| Exercise input |
┌────────
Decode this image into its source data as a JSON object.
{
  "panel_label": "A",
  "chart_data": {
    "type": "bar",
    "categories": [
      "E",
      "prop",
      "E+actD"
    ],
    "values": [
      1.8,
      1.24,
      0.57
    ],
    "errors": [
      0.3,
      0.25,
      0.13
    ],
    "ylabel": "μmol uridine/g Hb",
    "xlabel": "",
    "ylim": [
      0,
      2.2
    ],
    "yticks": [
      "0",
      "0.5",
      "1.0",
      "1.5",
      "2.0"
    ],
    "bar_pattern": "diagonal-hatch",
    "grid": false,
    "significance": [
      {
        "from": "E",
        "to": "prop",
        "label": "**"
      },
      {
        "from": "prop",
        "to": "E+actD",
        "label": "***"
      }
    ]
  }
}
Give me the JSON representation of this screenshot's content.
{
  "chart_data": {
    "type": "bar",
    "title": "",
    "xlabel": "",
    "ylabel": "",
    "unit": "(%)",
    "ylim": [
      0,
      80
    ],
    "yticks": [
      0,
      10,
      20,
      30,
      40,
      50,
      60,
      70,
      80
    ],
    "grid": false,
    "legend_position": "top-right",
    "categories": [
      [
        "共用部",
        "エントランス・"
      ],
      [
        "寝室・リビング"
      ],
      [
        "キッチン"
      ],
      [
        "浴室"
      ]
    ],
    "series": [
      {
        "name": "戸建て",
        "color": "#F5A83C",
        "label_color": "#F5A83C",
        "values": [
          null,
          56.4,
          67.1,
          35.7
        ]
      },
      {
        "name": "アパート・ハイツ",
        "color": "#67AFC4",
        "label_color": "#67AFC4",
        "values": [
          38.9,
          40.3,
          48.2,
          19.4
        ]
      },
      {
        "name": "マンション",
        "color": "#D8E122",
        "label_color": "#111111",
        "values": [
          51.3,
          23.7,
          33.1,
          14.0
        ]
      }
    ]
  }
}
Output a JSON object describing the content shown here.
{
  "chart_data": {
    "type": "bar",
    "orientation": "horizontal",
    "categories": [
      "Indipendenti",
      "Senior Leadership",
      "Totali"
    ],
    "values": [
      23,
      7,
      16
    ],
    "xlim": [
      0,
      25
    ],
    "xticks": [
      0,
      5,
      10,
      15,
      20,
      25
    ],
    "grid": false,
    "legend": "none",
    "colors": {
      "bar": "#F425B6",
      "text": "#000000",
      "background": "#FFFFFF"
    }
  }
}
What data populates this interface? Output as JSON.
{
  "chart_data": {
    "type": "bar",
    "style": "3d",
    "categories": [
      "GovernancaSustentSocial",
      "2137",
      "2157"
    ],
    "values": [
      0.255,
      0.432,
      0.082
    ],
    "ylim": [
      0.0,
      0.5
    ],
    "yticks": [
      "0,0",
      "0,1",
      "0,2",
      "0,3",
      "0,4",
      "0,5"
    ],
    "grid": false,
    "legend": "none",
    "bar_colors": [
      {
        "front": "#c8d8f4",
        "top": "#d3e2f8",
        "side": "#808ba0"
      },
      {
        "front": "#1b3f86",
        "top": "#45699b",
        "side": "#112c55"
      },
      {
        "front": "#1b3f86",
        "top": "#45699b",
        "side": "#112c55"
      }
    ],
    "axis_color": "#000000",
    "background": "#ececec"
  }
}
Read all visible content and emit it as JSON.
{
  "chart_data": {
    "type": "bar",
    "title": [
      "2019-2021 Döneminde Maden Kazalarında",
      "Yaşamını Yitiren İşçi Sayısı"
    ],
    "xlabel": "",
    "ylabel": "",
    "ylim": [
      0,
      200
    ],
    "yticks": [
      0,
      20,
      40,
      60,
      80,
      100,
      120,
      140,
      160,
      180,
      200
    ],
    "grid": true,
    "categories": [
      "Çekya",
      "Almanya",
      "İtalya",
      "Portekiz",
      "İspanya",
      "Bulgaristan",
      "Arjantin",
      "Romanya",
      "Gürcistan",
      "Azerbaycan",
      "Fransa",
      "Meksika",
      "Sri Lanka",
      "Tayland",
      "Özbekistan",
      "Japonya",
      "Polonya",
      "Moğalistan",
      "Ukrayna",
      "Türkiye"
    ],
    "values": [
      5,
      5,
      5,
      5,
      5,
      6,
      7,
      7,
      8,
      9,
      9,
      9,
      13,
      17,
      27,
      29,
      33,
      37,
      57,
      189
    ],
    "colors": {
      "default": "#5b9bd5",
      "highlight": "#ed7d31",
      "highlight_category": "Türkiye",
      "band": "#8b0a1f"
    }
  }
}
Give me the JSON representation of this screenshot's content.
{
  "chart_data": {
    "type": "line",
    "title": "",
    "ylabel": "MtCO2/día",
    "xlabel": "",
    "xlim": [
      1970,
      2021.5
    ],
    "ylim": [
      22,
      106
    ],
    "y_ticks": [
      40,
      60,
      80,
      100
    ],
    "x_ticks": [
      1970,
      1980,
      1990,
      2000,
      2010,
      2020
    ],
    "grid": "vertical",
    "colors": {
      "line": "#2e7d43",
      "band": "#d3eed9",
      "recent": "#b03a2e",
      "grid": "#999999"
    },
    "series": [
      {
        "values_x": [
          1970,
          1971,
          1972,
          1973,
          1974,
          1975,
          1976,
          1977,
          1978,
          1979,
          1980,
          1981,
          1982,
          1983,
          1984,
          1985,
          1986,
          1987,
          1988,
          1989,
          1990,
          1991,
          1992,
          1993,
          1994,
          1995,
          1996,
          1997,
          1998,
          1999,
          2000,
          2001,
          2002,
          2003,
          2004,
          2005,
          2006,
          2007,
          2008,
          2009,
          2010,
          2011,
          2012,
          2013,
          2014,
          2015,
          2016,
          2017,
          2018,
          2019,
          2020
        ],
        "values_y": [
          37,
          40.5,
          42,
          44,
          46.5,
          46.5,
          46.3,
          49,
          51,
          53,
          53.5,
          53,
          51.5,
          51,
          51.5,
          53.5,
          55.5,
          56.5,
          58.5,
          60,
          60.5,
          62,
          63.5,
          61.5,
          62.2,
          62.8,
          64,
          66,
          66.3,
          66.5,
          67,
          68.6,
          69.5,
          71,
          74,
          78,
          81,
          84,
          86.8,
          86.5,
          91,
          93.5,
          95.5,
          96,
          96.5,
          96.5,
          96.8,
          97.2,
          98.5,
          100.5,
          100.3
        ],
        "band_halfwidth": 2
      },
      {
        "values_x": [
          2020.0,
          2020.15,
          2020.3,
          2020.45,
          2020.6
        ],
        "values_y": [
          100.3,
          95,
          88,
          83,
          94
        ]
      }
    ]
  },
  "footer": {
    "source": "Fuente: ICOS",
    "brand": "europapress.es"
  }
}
└────────
| Exercise instructions |
Transcribe all lines as written.

| Exercise answer |
Decode this image into its source data as a JSON object.
{
  "panel_label": "A",
  "chart_data": {
    "type": "bar",
    "categories": [
      "E",
      "prop",
      "E+actD"
    ],
    "values": [
      1.8,
      1.24,
      0.57
    ],
    "errors": [
      0.3,
      0.25,
      0.13
    ],
    "ylabel": "μmol uridine/g Hb",
    "xlabel": "",
    "ylim": [
      0,
      2.2
    ],
    "yticks": [
      "0",
      "0.5",
      "1.0",
      "1.5",
      "2.0"
    ],
    "bar_pattern": "diagonal-hatch",
    "grid": false,
    "significance": [
      {
        "from": "E",
        "to": "prop",
        "label": "**"
      },
      {
        "from": "prop",
        "to": "E+actD",
        "label": "***"
      }
    ]
  }
}
Give me the JSON representation of this screenshot's content.
{
  "chart_data": {
    "type": "bar",
    "title": "",
    "xlabel": "",
    "ylabel": "",
    "unit": "(%)",
    "ylim": [
      0,
      80
    ],
    "yticks": [
      0,
      10,
      20,
      30,
      40,
      50,
      60,
      70,
      80
    ],
    "grid": false,
    "legend_position": "top-right",
    "categories": [
      [
        "共用部",
        "エントランス・"
      ],
      [
        "寝室・リビング"
      ],
      [
        "キッチン"
      ],
      [
        "浴室"
      ]
    ],
    "series": [
      {
        "name": "戸建て",
        "color": "#F5A83C",
        "label_color": "#F5A83C",
        "values": [
          null,
          56.4,
          67.1,
          35.7
        ]
      },
      {
        "name": "アパート・ハイツ",
        "color": "#67AFC4",
        "label_color": "#67AFC4",
        "values": [
          38.9,
          40.3,
          48.2,
          19.4
        ]
      },
      {
        "name": "マンション",
        "color": "#D8E122",
        "label_color": "#111111",
        "values": [
          51.3,
          23.7,
          33.1,
          14.0
        ]
      }
    ]
  }
}
Output a JSON object describing the content shown here.
{
  "chart_data": {
    "type": "bar",
    "orientation": "horizontal",
    "categories": [
      "Indipendenti",
      "Senior Leadership",
      "Totali"
    ],
    "values": [
      23,
      7,
      16
    ],
    "xlim": [
      0,
      25
    ],
    "xticks": [
      0,
      5,
      10,
      15,
      20,
      25
    ],
    "grid": false,
    "legend": "none",
    "colors": {
      "bar": "#F425B6",
      "text": "#000000",
      "background": "#FFFFFF"
    }
  }
}
What data populates this interface? Output as JSON.
{
  "chart_data": {
    "type": "bar",
    "style": "3d",
    "categories": [
      "GovernancaSustentSocial",
      "2137",
      "2157"
    ],
    "values": [
      0.255,
      0.432,
      0.082
    ],
    "ylim": [
      0.0,
      0.5
    ],
    "yticks": [
      "0,0",
      "0,1",
      "0,2",
      "0,3",
      "0,4",
      "0,5"
    ],
    "grid": false,
    "legend": "none",
    "bar_colors": [
      {
        "front": "#c8d8f4",
        "top": "#d3e2f8",
        "side": "#808ba0"
      },
      {
        "front": "#1b3f86",
        "top": "#45699b",
        "side": "#112c55"
      },
      {
        "front": "#1b3f86",
        "top": "#45699b",
        "side": "#112c55"
      }
    ],
    "axis_color": "#000000",
    "background": "#ececec"
  }
}
Read all visible content and emit it as JSON.
{
  "chart_data": {
    "type": "bar",
    "title": [
      "2019-2021 Döneminde Maden Kazalarında",
      "Yaşamını Yitiren İşçi Sayısı"
    ],
    "xlabel": "",
    "ylabel": "",
    "ylim": [
      0,
      200
    ],
    "yticks": [
      0,
      20,
      40,
      60,
      80,
      100,
      120,
      140,
      160,
      180,
      200
    ],
    "grid": true,
    "categories": [
      "Çekya",
      "Almanya",
      "İtalya",
      "Portekiz",
      "İspanya",
      "Bulgaristan",
      "Arjantin",
      "Romanya",
      "Gürcistan",
      "Azerbaycan",
      "Fransa",
      "Meksika",
      "Sri Lanka",
      "Tayland",
      "Özbekistan",
      "Japonya",
      "Polonya",
      "Moğalistan",
      "Ukrayna",
      "Türkiye"
    ],
    "values": [
      5,
      5,
      5,
      5,
      5,
      6,
      7,
      7,
      8,
      9,
      9,
      9,
      13,
      17,
      27,
      29,
      33,
      37,
      57,
      189
    ],
    "colors": {
      "default": "#5b9bd5",
      "highlight": "#ed7d31",
      "highlight_category": "Türkiye",
      "band": "#8b0a1f"
    }
  }
}
Give me the JSON representation of this screenshot's content.
{
  "chart_data": {
    "type": "line",
    "title": "",
    "ylabel": "MtCO2/día",
    "xlabel": "",
    "xlim": [
      1970,
      2021.5
    ],
    "ylim": [
      22,
      106
    ],
    "y_ticks": [
      40,
      60,
      80,
      100
    ],
    "x_ticks": [
      1970,
      1980,
      1990,
      2000,
      2010,
      2020
    ],
    "grid": "vertical",
    "colors": {
      "line": "#2e7d43",
      "band": "#d3eed9",
      "recent": "#b03a2e",
      "grid": "#999999"
    },
    "series": [
      {
        "values_x": [
          1970,
          1971,
          1972,
          1973,
          1974,
          1975,
          1976,
          1977,
          1978,
          1979,
          1980,
          1981,
          1982,
          1983,
          1984,
          1985,
          1986,
          1987,
          1988,
          1989,
          1990,
          1991,
          1992,
          1993,
          1994,
          1995,
          1996,
          1997,
          1998,
          1999,
          2000,
          2001,
          2002,
          2003,
          2004,
          2005,
          2006,
          2007,
          2008,
          2009,
          2010,
          2011,
          2012,
          2013,
          2014,
          2015,
          2016,
          2017,
          2018,
          2019,
          2020
        ],
        "values_y": [
          37,
          40.5,
          42,
          44,
          46.5,
          46.5,
          46.3,
          49,
          51,
          53,
          53.5,
          53,
          51.5,
          51,
          51.5,
          53.5,
          55.5,
          56.5,
          58.5,
          60,
          60.5,
          62,
          63.5,
          61.5,
          62.2,
          62.8,
          64,
          66,
          66.3,
          66.5,
          67,
          68.6,
          69.5,
          71,
          74,
          78,
          81,
          84,
          86.8,
          86.5,
          91,
          93.5,
          95.5,
          96,
          96.5,
          96.5,
          96.8,
          97.2,
          98.5,
          100.5,
          100.3
        ],
        "band_halfwidth": 2
      },
      {
        "values_x": [
          2020.0,
          2020.15,
          2020.3,
          2020.45,
          2020.6
        ],
        "values_y": [
          100.3,
          95,
          88,
          83,
          94
        ]
      }
    ]
  },
  "footer": {
    "source": "Fuente: ICOS",
    "brand": "europapress.es"
  }
}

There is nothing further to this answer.